▸ PROBLEM
Locate each line holding the string "false" and copy it.

▸ EXTRACTED MATERIAL
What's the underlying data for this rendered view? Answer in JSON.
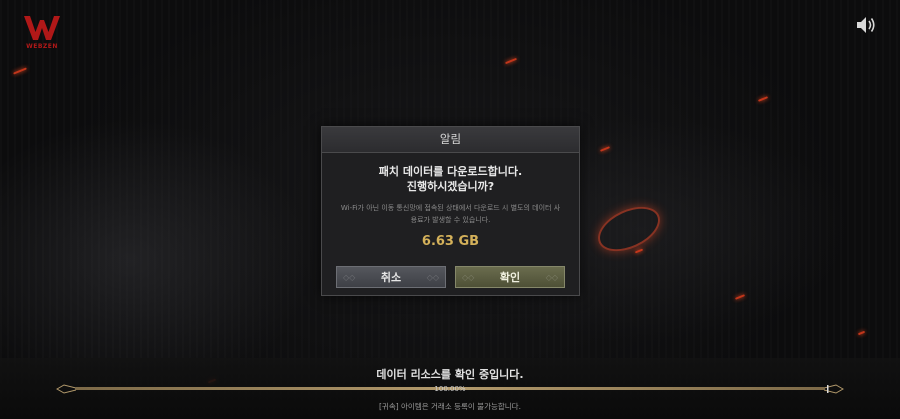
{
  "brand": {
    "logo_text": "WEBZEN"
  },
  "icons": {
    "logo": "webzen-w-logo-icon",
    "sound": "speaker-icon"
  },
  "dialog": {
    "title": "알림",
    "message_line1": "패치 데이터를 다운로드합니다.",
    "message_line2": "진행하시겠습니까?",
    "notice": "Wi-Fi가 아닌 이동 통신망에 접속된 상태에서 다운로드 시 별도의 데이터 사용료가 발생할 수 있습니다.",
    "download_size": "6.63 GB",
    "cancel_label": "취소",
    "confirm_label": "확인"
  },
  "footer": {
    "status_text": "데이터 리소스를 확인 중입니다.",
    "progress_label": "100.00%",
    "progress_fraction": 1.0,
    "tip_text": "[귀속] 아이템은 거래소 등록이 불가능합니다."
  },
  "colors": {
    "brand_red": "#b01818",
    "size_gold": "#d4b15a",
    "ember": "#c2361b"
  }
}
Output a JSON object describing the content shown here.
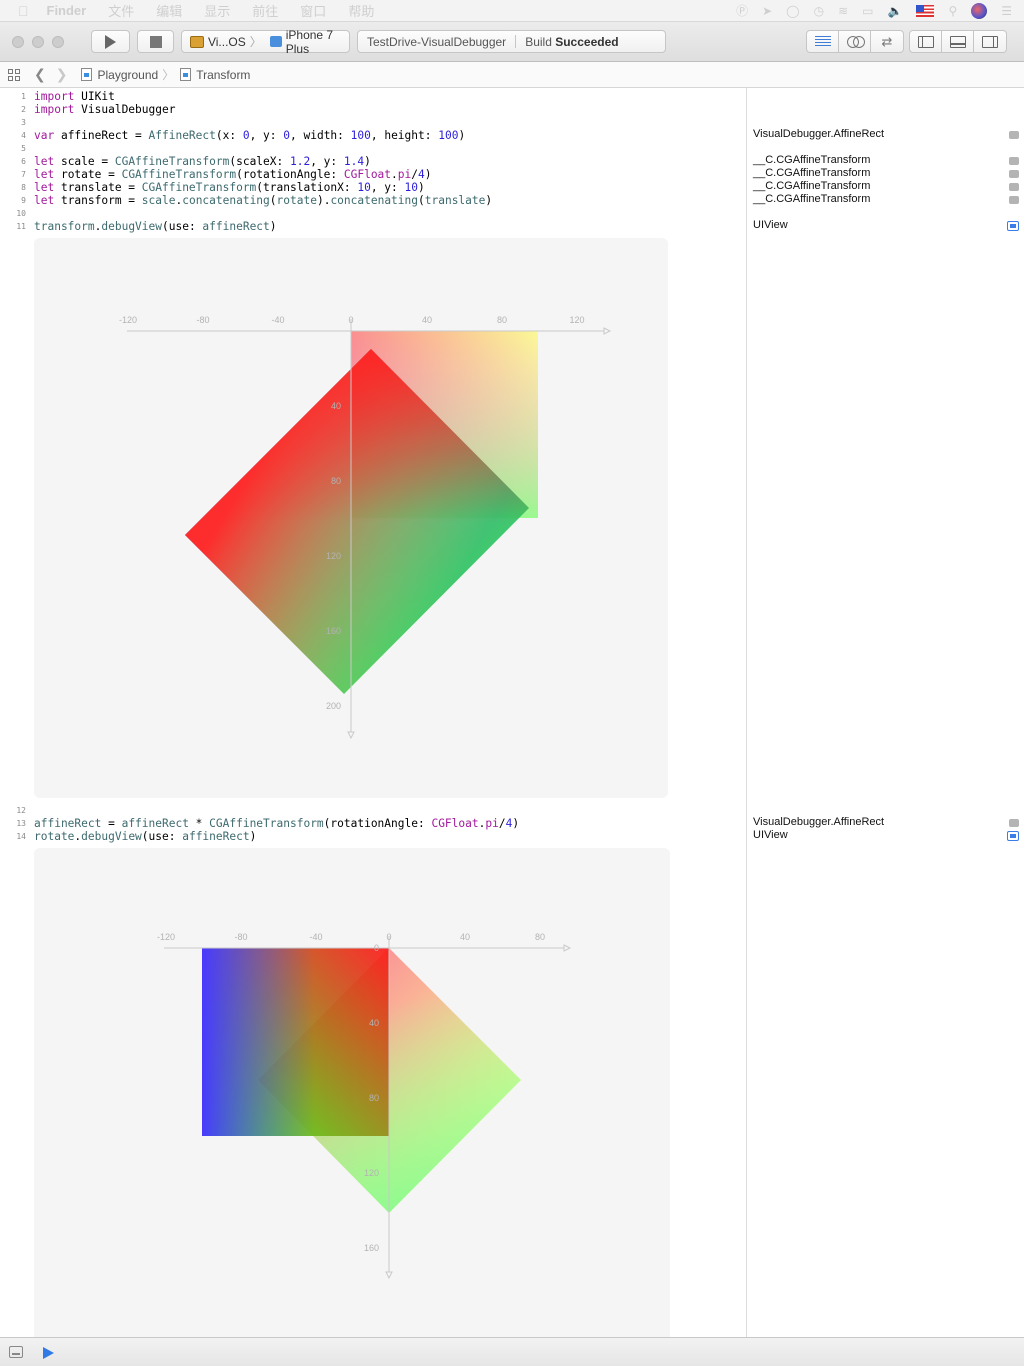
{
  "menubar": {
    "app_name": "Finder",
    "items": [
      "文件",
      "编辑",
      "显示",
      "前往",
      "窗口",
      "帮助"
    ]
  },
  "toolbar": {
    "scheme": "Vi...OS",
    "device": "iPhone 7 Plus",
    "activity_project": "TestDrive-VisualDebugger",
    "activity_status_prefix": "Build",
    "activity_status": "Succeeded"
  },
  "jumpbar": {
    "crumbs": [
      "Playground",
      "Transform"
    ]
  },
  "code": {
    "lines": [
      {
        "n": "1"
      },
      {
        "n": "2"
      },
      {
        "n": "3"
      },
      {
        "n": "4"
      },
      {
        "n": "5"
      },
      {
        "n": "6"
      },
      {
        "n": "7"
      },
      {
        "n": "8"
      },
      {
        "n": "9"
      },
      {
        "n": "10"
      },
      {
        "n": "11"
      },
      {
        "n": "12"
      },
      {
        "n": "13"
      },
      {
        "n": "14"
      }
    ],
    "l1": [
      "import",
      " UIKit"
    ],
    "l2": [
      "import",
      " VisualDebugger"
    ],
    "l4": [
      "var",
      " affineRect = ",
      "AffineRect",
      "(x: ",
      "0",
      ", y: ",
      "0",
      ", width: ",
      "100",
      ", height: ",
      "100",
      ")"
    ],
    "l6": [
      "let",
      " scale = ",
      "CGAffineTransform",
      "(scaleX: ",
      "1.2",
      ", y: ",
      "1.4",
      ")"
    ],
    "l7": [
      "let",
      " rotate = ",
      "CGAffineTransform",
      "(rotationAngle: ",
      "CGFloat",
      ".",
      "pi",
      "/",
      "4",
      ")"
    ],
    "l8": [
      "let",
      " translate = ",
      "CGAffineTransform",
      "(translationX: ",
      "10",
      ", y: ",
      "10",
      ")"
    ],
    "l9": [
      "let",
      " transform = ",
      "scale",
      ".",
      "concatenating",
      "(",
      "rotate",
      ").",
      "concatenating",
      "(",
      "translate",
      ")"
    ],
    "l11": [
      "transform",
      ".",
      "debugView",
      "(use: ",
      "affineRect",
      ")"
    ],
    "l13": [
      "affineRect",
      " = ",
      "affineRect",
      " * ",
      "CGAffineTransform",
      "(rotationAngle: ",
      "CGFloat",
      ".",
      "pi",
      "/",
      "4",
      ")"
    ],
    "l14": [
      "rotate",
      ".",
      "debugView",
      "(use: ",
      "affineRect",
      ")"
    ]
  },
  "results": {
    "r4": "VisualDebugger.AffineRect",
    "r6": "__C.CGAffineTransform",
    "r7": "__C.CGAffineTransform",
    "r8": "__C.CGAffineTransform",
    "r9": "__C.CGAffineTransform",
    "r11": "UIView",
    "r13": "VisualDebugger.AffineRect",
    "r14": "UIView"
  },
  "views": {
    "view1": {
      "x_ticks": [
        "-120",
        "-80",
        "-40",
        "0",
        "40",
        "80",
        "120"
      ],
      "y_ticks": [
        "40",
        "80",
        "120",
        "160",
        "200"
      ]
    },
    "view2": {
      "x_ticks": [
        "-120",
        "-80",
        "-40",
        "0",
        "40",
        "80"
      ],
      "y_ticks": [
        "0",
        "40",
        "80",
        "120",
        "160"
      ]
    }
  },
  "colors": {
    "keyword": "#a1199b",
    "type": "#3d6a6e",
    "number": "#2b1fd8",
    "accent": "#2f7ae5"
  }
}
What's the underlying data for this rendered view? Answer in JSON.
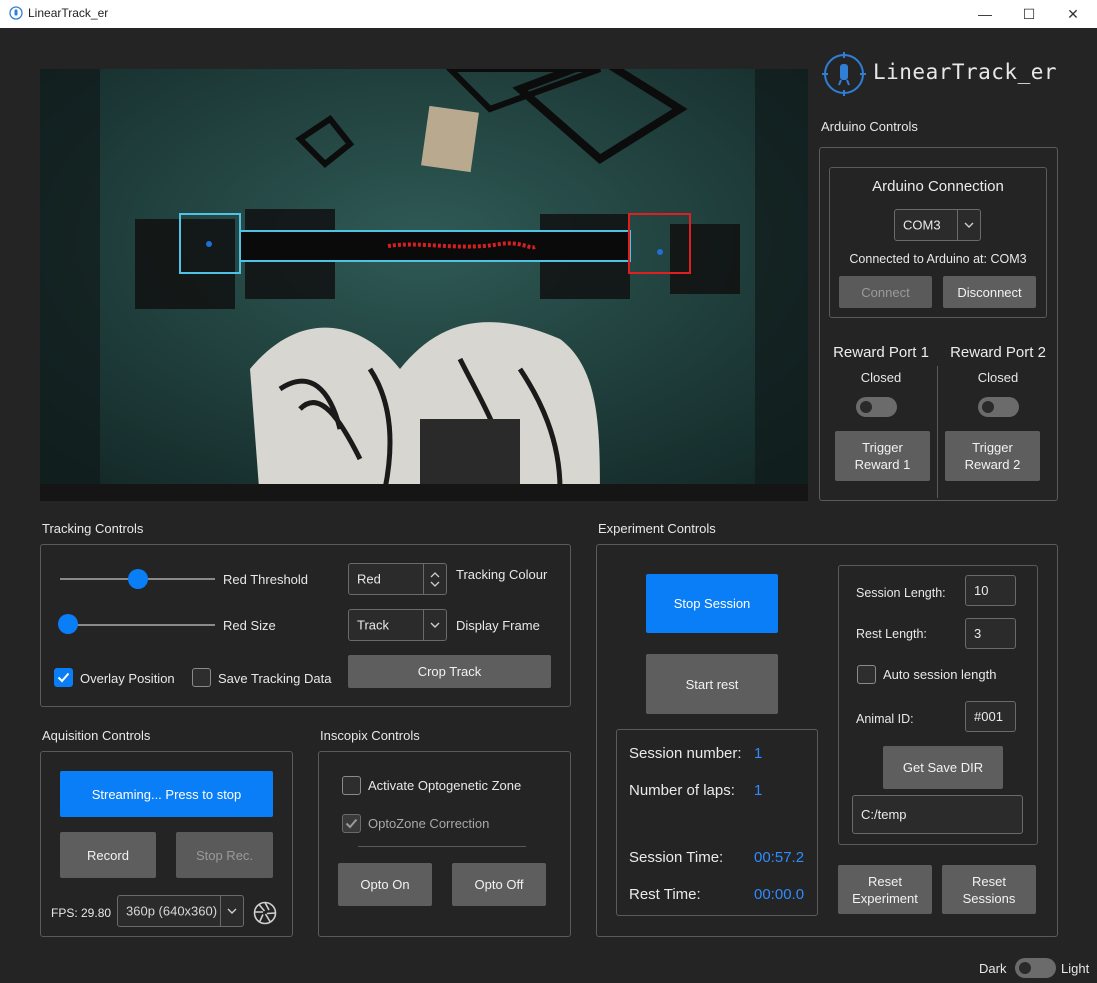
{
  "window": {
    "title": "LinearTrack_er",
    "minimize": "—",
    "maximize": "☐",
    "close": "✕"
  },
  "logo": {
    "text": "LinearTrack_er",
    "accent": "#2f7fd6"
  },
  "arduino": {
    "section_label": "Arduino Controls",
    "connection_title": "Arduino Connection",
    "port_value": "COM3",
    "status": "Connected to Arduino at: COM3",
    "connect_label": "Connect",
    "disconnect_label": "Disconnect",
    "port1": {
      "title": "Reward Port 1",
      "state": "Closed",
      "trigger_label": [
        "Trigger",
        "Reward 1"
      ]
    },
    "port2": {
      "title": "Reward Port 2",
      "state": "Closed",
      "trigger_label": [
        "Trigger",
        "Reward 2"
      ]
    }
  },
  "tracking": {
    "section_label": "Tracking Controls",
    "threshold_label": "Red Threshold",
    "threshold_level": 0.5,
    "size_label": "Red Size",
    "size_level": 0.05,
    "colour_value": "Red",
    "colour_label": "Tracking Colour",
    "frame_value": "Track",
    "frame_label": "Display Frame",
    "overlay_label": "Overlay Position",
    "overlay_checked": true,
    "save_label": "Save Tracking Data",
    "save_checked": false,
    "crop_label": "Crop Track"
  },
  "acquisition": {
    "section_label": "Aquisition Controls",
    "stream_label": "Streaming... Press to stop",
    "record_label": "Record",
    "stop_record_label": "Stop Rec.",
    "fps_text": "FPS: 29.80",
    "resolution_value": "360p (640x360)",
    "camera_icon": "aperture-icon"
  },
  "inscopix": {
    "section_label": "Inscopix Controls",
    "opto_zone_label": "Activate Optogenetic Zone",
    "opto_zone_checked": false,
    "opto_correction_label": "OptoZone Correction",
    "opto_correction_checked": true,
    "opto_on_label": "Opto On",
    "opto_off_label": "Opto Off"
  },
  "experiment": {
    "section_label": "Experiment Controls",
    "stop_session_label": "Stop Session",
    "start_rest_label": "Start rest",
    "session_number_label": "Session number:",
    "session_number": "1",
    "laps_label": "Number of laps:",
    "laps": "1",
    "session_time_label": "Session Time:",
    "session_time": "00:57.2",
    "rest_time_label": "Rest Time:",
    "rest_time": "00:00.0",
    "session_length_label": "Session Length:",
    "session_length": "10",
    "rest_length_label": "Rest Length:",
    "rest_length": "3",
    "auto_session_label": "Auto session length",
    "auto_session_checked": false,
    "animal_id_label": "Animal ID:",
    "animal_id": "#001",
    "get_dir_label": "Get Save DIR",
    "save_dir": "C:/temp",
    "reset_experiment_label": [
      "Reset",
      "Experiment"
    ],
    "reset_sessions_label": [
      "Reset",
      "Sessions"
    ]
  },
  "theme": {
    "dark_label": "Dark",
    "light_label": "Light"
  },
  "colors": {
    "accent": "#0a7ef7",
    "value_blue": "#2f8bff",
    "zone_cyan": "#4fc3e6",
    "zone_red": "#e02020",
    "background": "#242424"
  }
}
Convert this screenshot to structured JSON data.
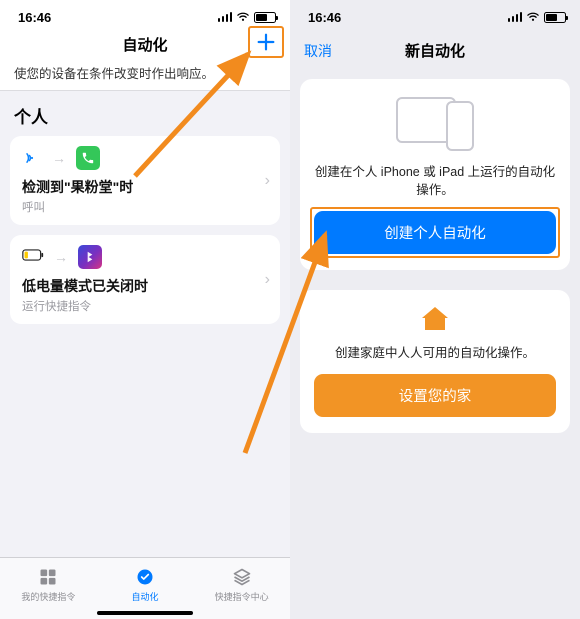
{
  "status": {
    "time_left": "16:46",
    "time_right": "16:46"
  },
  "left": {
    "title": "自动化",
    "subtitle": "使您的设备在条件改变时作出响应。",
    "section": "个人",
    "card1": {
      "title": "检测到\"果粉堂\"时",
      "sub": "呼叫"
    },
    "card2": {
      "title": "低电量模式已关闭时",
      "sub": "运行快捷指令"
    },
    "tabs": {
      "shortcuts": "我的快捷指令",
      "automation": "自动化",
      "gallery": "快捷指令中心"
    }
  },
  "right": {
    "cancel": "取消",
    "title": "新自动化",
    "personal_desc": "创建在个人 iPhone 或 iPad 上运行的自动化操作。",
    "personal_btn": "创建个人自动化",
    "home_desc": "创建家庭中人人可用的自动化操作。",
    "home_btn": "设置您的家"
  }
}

▸ RESULT FOR THIS EXERCISE
    "save_checked": false,
    "opto_zone_checked": false,
    "auto_session_checked": false,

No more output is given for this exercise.